DATA EXCERPTS:
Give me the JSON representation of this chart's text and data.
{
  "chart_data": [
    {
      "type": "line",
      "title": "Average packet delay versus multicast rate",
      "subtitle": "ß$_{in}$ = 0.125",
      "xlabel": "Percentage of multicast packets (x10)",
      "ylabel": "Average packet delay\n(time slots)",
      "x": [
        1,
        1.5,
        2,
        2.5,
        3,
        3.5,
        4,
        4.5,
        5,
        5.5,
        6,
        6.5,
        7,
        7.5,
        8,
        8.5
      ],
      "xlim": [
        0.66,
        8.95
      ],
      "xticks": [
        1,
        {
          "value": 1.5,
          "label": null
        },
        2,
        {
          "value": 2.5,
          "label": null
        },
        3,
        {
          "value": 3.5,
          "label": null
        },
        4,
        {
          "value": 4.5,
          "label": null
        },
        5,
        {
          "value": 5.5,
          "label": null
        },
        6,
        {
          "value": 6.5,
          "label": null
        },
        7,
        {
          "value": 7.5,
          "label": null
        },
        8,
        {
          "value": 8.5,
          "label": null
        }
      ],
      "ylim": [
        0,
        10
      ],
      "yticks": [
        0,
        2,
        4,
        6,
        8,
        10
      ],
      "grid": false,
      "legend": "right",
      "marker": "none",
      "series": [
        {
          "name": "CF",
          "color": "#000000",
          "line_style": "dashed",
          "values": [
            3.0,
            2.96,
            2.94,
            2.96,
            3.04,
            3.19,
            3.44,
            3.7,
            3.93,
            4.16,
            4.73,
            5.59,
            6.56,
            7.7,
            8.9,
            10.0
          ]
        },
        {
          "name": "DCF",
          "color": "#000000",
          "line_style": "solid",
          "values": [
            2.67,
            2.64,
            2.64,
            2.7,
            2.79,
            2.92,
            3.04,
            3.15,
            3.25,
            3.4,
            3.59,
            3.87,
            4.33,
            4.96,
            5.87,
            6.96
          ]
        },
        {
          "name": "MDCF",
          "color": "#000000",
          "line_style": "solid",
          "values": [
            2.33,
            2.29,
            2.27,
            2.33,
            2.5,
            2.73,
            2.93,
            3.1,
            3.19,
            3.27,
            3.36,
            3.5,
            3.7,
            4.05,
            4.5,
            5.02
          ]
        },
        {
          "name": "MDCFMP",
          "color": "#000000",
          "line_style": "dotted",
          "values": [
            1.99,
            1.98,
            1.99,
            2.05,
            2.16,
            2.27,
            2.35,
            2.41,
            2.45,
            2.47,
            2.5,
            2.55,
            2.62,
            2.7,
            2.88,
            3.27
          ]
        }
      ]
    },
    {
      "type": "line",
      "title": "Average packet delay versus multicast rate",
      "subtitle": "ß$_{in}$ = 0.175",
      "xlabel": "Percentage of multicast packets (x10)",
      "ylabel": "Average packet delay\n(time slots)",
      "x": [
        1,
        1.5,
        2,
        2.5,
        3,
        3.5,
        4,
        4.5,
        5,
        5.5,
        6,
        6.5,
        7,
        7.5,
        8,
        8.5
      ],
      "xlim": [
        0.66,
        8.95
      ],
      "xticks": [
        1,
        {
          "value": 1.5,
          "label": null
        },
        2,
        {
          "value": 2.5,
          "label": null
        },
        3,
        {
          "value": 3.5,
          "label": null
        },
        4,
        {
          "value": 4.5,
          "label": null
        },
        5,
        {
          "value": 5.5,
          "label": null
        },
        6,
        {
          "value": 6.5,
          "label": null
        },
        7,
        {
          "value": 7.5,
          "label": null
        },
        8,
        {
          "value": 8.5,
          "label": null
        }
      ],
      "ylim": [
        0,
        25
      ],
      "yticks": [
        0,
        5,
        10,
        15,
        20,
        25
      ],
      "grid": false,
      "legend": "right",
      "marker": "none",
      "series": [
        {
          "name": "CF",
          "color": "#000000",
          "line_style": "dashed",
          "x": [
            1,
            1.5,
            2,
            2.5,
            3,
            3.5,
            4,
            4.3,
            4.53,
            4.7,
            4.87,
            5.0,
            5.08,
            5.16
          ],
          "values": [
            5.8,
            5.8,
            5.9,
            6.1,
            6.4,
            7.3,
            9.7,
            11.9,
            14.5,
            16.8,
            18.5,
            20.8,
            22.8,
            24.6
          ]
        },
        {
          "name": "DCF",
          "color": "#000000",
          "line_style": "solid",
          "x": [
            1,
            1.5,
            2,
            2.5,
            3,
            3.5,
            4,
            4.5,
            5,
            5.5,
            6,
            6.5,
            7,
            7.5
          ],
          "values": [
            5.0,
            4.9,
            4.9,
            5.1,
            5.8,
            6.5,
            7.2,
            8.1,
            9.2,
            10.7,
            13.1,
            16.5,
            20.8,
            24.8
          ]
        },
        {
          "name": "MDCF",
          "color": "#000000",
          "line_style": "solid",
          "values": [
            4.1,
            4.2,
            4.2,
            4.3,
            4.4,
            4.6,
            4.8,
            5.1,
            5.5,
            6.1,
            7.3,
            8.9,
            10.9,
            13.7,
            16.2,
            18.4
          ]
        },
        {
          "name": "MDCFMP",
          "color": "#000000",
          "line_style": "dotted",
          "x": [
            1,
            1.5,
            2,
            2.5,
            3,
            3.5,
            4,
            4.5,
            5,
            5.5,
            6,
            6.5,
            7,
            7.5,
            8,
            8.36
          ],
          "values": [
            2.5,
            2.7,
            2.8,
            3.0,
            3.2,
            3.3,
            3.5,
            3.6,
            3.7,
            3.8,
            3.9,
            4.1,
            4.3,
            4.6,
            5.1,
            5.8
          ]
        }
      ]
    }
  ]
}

PROBLEM: Lines that hold "subtitle" are the ones to copy; find all of them.

WORKED SOLUTION:
      "subtitle": "ß$_{in}$ = 0.125",
      "subtitle": "ß$_{in}$ = 0.175",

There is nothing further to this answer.